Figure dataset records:
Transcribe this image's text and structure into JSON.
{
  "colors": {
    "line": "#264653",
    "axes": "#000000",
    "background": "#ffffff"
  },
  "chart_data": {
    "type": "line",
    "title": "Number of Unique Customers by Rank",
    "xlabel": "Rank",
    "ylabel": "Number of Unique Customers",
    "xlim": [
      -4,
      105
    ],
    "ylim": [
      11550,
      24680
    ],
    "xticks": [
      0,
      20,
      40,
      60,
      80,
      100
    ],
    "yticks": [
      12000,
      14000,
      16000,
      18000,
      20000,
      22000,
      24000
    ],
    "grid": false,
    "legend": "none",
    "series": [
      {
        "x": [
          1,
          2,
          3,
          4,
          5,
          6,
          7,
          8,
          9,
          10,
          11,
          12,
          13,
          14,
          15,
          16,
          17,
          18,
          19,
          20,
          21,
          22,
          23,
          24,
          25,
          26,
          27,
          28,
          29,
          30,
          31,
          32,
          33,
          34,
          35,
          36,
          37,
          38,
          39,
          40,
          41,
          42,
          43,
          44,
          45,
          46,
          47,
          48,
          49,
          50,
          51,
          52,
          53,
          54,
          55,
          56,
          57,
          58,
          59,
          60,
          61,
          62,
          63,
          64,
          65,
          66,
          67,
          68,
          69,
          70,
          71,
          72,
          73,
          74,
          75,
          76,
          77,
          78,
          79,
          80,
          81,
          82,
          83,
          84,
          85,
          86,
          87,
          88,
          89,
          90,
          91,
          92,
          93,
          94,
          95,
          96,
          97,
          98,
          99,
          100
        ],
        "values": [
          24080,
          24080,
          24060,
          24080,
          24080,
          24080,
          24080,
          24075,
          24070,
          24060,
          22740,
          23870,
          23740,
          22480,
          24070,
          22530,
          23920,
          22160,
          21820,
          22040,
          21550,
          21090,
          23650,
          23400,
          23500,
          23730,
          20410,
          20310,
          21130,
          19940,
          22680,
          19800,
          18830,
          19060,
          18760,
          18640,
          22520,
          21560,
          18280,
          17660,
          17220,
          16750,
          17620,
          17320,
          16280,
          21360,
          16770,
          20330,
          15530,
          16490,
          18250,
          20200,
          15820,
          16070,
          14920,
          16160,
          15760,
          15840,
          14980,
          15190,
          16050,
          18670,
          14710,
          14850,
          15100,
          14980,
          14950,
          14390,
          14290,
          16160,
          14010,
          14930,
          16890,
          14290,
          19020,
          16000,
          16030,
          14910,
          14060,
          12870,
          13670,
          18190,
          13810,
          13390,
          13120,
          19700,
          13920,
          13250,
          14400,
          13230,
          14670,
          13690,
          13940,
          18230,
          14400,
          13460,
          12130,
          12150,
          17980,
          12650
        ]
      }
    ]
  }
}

» The problem:
Copy each line from the data above that includes "Unique".

» Solution to this problem:
    "title": "Number of Unique Customers by Rank",
    "ylabel": "Number of Unique Customers",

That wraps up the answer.